▶ [Dataset records]:
»»

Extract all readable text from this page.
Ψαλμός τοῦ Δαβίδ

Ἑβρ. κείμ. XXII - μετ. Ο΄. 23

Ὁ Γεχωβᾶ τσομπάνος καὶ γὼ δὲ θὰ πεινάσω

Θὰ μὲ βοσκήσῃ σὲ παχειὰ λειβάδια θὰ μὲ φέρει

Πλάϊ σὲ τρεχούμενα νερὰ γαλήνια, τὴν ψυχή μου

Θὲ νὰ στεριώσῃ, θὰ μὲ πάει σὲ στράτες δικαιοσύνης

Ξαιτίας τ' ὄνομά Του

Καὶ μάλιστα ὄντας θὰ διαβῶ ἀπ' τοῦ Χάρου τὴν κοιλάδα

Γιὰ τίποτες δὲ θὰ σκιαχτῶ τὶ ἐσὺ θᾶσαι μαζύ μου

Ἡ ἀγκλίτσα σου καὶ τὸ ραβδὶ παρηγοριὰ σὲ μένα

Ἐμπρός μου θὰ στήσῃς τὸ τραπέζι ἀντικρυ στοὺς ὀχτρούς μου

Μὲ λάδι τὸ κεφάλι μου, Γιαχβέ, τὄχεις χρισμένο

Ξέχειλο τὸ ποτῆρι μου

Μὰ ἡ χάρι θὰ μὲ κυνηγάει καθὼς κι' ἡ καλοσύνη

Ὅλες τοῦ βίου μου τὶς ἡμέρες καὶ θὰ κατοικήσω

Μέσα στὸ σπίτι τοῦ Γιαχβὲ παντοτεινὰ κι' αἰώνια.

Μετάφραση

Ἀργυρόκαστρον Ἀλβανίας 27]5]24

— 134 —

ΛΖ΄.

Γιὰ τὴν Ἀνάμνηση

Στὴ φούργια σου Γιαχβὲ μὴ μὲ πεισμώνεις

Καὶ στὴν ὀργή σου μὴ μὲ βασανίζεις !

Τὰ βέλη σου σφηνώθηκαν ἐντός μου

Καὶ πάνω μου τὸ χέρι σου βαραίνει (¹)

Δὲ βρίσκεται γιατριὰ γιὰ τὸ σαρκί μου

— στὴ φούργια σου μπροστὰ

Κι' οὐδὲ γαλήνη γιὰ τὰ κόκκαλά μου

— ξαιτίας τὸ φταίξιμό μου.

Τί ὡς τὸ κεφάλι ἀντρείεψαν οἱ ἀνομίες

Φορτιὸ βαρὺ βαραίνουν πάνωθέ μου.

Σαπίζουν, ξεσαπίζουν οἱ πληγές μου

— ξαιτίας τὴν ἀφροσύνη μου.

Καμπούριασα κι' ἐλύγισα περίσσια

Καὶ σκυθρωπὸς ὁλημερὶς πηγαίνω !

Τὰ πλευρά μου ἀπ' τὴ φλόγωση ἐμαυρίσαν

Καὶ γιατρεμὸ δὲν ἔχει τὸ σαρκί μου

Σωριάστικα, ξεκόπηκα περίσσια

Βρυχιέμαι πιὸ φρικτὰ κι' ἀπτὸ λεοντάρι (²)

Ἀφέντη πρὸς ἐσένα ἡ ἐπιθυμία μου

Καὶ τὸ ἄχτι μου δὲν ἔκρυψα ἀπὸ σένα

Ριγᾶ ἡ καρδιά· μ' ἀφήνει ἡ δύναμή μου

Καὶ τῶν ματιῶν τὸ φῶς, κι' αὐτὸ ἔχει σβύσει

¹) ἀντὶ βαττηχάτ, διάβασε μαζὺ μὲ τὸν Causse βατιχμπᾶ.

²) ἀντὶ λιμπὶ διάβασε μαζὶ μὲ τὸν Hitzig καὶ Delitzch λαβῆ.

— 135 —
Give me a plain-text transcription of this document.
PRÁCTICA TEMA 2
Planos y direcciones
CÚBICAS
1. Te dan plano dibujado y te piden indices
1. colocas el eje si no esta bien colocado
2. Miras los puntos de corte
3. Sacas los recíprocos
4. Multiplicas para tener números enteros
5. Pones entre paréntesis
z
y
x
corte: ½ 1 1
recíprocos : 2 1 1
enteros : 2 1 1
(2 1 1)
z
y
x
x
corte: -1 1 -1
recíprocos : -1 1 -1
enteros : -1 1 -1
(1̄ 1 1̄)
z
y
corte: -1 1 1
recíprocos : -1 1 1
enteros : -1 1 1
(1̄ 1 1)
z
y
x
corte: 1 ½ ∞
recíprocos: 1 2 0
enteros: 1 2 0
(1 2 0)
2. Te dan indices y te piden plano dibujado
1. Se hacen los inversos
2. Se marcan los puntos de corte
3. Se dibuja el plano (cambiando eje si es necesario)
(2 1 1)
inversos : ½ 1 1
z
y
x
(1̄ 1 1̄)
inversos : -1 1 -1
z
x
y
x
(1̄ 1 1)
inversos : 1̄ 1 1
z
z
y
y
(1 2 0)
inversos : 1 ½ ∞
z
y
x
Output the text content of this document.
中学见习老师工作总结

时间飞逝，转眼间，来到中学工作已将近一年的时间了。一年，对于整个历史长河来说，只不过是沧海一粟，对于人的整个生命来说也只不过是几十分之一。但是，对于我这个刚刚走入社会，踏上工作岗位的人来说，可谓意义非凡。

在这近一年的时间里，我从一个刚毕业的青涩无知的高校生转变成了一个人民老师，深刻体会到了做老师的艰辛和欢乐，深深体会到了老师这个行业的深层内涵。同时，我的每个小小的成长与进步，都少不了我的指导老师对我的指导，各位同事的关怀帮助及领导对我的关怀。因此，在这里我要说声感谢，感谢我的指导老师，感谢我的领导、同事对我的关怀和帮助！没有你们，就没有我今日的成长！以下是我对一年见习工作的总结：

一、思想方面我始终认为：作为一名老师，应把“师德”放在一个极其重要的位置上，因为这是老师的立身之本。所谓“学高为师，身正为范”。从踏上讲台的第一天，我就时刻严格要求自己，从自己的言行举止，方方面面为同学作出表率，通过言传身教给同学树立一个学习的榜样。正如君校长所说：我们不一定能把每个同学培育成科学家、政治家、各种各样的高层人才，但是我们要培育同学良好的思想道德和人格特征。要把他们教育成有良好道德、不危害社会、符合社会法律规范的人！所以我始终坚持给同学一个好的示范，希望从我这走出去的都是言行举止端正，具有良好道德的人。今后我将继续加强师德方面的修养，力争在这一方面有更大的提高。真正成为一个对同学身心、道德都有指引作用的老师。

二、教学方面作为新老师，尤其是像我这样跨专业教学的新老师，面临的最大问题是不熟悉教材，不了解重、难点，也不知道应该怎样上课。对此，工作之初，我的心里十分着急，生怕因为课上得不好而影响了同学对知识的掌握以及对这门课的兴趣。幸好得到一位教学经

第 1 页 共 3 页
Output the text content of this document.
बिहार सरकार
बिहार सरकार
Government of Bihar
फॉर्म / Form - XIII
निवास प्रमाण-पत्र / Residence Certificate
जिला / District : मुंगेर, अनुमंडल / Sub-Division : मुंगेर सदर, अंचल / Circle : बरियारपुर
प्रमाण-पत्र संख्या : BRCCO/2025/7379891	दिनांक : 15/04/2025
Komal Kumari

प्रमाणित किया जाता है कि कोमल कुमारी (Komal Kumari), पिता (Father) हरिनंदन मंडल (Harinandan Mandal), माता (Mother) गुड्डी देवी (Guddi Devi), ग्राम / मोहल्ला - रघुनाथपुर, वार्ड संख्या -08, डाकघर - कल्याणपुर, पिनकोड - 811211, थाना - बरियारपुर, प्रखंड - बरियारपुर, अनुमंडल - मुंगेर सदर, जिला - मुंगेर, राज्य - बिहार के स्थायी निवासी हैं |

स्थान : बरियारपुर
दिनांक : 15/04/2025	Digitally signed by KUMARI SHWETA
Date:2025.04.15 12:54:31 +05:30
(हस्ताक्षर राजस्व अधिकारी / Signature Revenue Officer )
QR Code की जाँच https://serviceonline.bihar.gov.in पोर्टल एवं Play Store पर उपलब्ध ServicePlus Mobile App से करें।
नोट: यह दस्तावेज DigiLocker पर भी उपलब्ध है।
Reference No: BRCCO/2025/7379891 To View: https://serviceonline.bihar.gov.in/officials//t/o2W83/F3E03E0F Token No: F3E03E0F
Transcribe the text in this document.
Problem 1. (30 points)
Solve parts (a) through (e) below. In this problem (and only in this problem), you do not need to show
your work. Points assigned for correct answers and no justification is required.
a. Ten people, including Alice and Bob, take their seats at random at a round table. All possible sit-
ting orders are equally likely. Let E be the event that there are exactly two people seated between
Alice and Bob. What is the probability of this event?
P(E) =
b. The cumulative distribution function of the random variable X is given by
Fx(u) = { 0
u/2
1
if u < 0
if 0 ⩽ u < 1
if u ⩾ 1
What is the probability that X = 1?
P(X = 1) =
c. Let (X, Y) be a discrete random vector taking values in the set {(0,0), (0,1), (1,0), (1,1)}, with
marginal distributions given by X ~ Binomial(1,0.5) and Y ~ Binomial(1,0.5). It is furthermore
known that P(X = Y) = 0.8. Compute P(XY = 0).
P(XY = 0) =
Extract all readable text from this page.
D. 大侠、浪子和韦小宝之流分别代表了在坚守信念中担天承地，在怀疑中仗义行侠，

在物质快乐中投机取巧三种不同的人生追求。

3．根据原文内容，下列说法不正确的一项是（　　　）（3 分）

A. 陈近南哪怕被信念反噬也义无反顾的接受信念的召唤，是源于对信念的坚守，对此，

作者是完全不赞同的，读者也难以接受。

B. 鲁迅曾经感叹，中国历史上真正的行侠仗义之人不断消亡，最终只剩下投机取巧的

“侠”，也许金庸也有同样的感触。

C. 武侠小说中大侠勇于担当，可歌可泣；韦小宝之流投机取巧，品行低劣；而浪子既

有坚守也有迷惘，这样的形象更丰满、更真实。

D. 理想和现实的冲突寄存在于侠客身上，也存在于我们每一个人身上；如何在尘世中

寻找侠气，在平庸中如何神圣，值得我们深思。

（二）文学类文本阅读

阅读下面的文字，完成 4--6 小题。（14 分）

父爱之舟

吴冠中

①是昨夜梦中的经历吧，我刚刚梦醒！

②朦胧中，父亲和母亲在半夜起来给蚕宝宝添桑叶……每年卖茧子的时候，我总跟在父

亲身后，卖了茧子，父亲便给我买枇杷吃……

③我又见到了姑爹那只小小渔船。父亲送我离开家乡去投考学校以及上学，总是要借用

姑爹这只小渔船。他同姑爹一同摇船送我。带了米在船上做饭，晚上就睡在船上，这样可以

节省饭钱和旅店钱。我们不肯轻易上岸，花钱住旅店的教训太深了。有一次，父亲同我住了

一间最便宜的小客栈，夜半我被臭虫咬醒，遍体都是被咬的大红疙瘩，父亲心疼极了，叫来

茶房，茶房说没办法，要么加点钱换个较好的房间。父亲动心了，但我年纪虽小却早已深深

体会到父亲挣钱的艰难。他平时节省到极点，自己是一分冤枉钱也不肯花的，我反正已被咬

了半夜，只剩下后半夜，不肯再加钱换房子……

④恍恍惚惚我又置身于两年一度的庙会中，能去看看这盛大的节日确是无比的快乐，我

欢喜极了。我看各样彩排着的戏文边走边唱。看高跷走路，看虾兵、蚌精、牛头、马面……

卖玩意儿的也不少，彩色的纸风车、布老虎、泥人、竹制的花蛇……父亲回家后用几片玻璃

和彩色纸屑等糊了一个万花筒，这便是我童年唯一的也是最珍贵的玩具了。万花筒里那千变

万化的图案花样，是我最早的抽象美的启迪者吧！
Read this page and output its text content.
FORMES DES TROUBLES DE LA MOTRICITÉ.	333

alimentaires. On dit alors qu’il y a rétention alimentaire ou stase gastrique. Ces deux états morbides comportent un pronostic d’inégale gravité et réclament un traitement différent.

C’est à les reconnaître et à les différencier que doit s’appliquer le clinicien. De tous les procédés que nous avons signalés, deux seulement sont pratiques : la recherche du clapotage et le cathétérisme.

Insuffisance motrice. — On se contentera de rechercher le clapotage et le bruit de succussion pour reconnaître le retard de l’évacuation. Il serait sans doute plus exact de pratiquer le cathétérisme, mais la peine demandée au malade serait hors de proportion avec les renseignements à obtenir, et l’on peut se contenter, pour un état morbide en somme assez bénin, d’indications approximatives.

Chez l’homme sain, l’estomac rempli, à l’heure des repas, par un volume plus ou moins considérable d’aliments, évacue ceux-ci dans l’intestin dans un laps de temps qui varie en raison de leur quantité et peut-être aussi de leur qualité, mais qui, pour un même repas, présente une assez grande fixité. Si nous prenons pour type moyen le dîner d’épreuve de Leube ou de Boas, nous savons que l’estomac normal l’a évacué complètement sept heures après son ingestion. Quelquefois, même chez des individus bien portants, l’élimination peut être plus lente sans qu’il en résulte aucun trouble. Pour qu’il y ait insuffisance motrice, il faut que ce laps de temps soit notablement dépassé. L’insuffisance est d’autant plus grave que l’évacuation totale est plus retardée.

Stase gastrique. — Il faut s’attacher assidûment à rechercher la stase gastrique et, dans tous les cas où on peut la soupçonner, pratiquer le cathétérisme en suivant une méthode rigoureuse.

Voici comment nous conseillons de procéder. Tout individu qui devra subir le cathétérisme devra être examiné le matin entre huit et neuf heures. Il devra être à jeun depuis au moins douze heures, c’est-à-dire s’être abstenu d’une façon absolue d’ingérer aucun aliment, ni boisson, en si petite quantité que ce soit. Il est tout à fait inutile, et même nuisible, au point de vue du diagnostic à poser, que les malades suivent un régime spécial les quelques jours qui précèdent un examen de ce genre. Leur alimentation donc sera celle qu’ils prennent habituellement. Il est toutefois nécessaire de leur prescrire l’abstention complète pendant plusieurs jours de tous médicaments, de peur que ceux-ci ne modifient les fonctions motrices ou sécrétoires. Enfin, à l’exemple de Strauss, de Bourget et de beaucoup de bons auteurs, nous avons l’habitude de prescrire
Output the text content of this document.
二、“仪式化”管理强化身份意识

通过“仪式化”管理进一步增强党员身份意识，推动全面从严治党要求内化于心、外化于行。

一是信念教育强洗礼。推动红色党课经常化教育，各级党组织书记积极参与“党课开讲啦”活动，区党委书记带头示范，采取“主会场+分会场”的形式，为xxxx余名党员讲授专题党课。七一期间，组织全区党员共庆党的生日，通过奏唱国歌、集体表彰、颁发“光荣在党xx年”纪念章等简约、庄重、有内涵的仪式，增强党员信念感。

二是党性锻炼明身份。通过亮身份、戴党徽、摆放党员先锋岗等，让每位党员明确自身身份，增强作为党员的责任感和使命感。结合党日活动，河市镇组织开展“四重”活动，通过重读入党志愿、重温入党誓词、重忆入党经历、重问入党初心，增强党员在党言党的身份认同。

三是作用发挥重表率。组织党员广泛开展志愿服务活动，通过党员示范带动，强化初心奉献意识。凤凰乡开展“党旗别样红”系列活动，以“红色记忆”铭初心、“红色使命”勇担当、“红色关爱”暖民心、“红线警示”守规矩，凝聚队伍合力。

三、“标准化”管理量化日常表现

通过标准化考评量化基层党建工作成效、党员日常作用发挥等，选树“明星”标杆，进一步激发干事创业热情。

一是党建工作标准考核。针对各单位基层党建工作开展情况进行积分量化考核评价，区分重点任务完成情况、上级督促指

««

▶ [Work instructions]:
Select the lines from the entries that include the word "puntos".

▶ [Worked answer]:
2. Miras los puntos de corte
2. Se marcan los puntos de corte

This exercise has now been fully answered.